Dataset items:
○ ○ ○ ○ ○ ○ ○
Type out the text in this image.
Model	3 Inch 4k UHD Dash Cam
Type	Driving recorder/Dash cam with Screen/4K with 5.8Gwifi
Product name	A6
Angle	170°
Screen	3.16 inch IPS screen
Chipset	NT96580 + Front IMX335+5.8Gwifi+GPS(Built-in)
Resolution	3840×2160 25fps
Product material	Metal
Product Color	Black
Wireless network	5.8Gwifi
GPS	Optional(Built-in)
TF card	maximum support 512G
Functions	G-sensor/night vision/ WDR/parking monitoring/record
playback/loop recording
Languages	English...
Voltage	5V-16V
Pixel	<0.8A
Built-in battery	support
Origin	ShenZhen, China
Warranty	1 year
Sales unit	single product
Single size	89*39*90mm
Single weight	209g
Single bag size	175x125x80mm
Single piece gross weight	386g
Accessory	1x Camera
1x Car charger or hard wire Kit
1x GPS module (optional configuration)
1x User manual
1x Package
○ ○ ○ ○ ○ ○ ○
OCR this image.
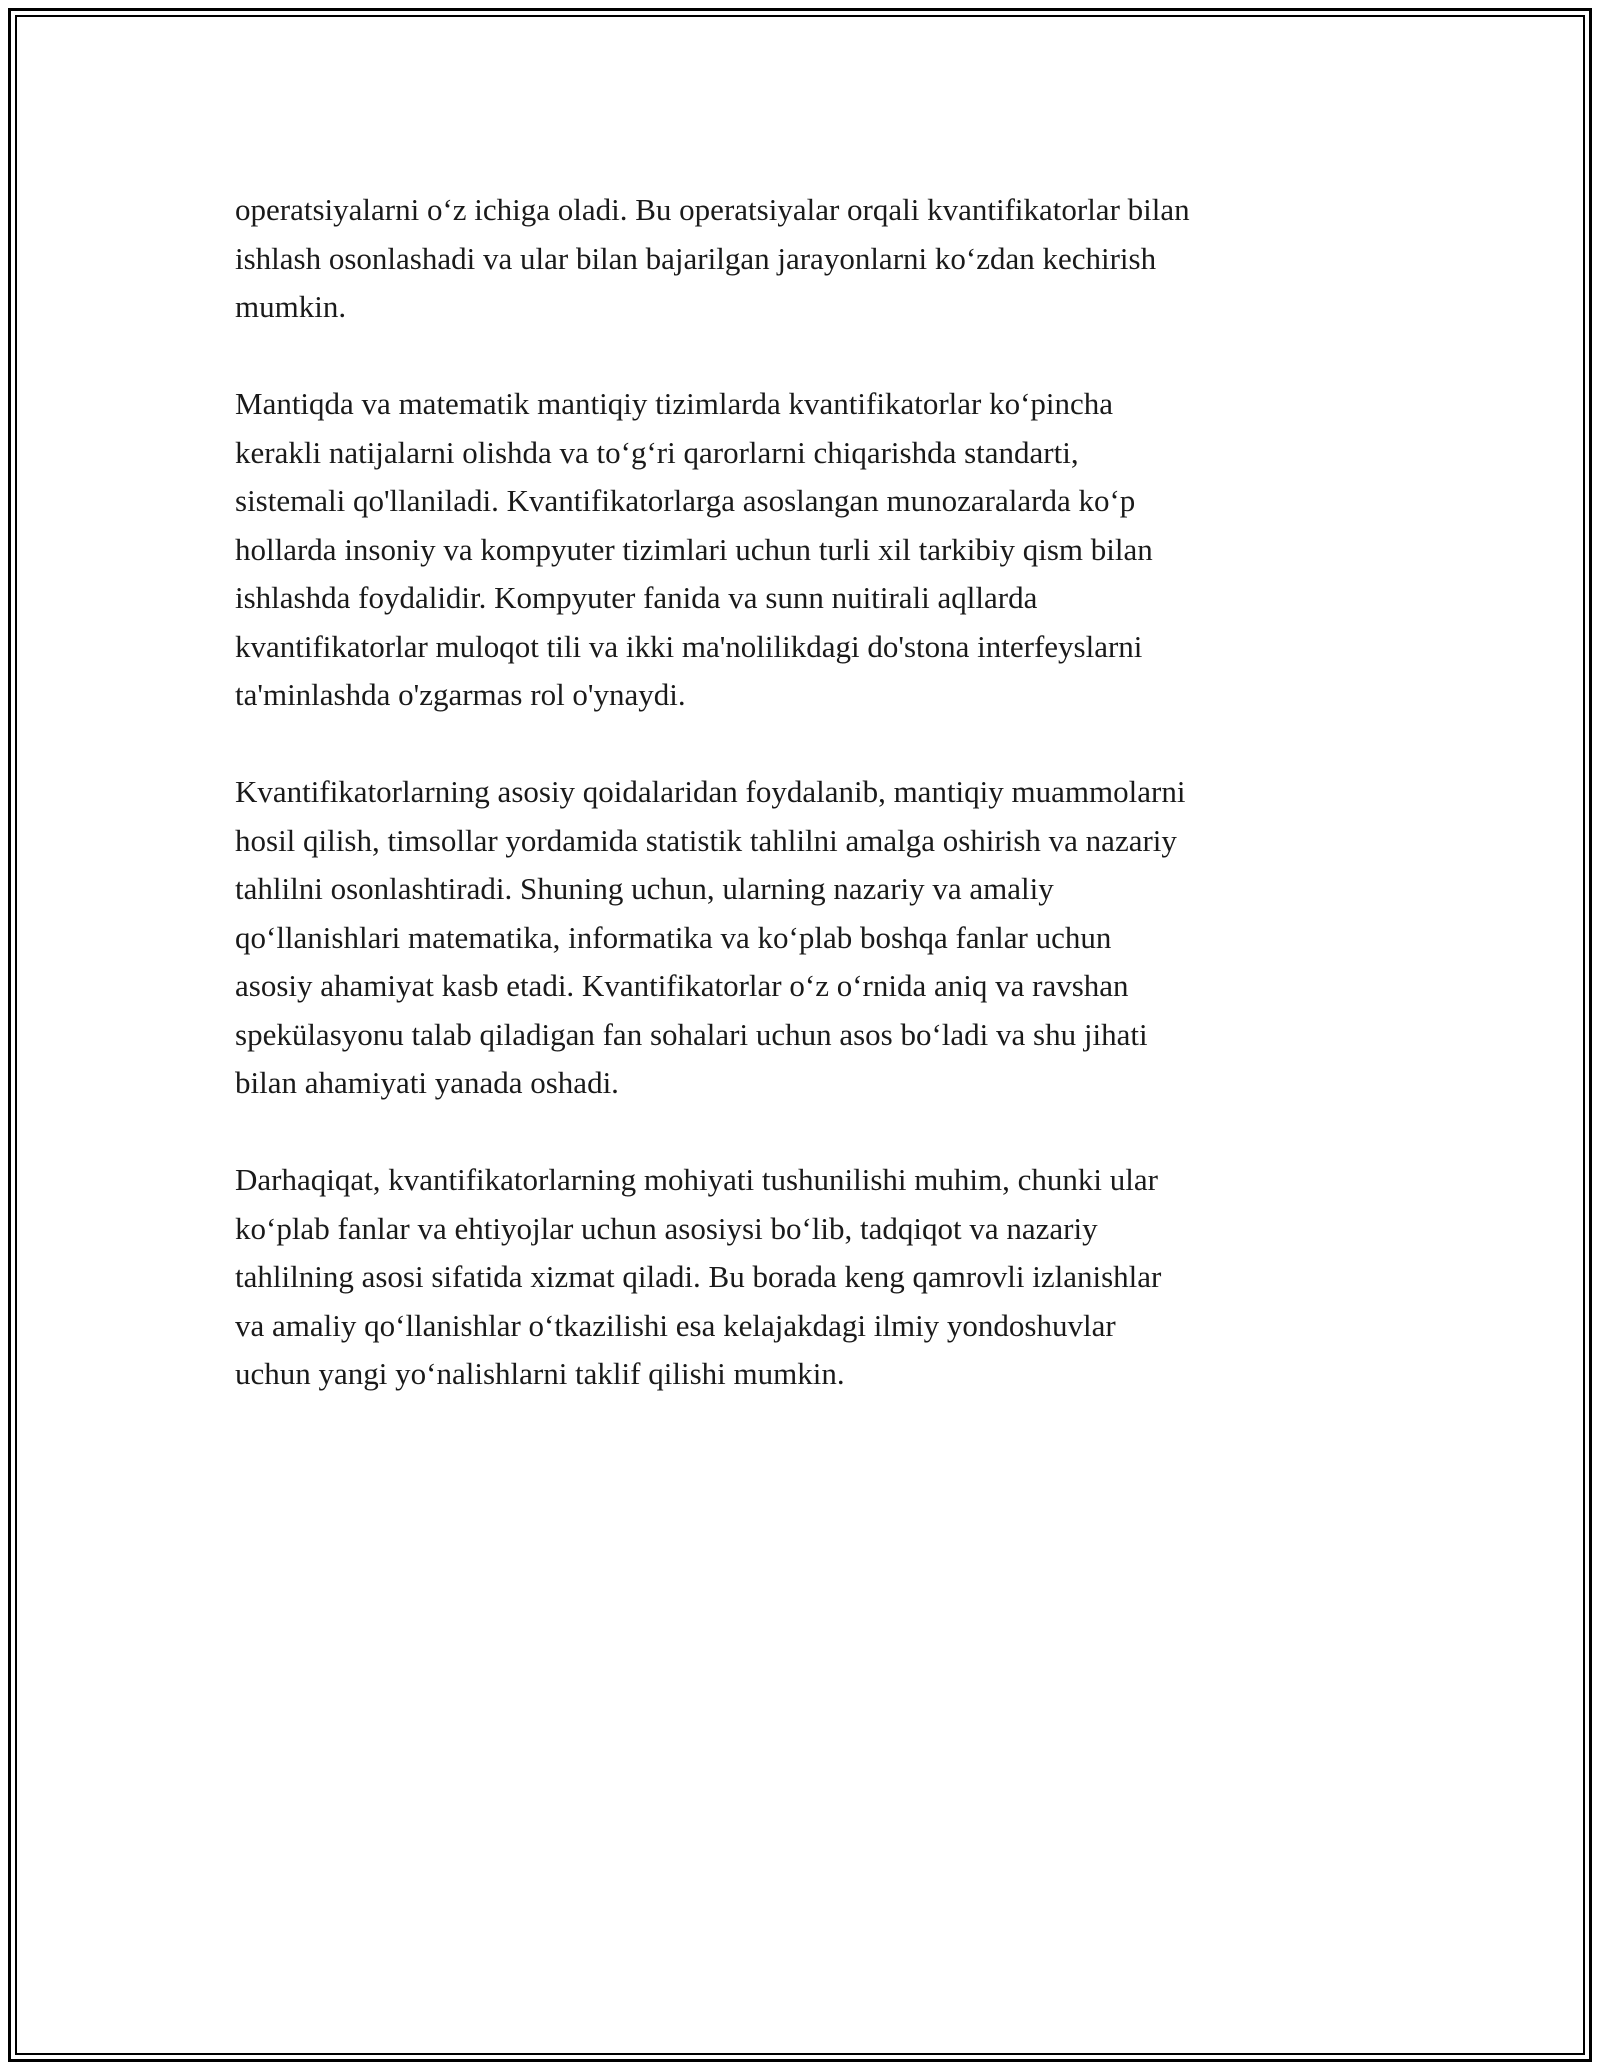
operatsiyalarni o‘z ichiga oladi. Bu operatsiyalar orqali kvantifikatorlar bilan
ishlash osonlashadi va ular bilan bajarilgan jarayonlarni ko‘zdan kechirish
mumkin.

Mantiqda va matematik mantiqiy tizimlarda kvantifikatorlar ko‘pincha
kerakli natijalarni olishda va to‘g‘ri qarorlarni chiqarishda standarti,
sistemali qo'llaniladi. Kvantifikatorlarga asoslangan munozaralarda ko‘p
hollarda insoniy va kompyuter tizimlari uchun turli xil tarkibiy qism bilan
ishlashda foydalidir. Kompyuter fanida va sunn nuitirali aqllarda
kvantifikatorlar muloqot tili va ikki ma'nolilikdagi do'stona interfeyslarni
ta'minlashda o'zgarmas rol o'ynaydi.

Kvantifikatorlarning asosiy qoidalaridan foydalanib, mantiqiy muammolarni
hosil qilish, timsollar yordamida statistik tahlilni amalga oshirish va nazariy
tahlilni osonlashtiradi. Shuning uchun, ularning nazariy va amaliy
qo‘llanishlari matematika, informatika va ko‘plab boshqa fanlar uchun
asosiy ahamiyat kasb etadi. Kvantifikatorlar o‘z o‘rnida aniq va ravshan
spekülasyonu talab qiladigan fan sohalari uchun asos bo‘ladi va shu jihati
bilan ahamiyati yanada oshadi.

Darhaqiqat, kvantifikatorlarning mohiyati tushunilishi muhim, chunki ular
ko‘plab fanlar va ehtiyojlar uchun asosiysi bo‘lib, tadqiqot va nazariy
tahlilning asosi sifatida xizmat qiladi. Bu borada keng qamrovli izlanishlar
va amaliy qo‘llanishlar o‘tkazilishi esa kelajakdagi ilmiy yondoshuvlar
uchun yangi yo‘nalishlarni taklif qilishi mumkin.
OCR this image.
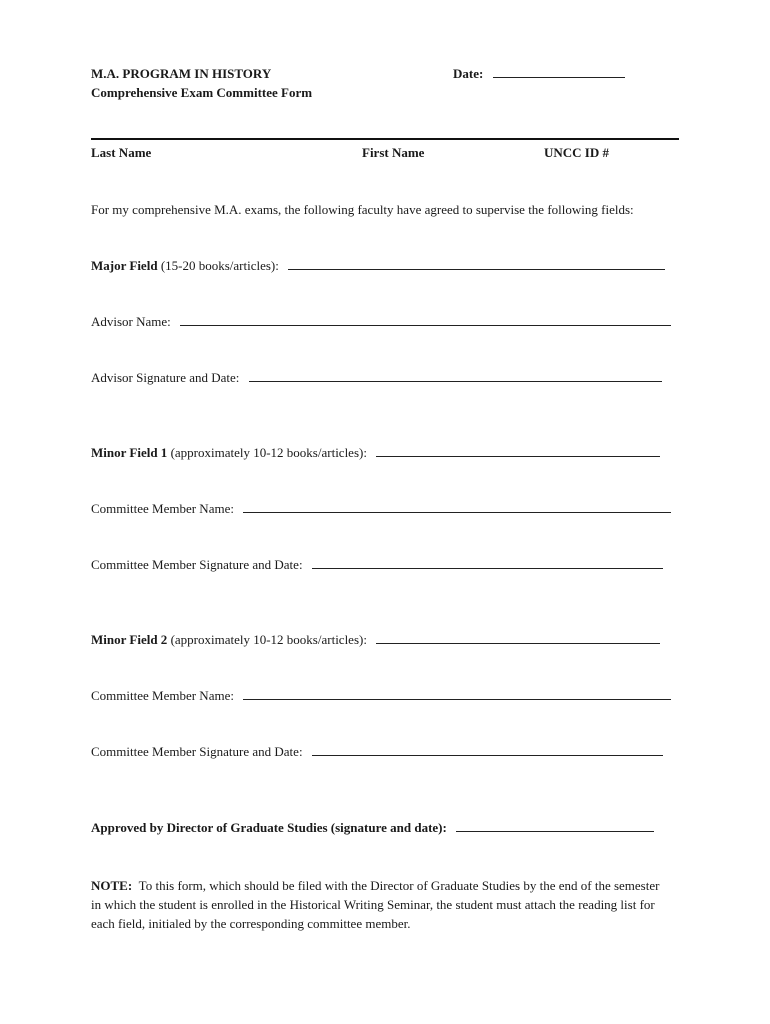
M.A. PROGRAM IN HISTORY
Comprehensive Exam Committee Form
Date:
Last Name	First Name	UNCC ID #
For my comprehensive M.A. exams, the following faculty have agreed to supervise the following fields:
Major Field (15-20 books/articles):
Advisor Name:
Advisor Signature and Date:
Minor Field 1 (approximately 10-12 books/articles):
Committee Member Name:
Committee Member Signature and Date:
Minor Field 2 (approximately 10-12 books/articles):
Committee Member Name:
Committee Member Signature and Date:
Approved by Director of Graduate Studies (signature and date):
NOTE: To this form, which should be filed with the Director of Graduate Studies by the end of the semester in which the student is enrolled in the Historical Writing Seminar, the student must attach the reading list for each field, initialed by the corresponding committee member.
○ ○ ○ ○ ○ ○ ○
TASK PROMPT:
Check the data for the word "Dash" and pull out the lines that have it.

ANSWER TO THIS TASK:
Model	3 Inch 4k UHD Dash Cam
Type	Driving recorder/Dash cam with Screen/4K with 5.8Gwifi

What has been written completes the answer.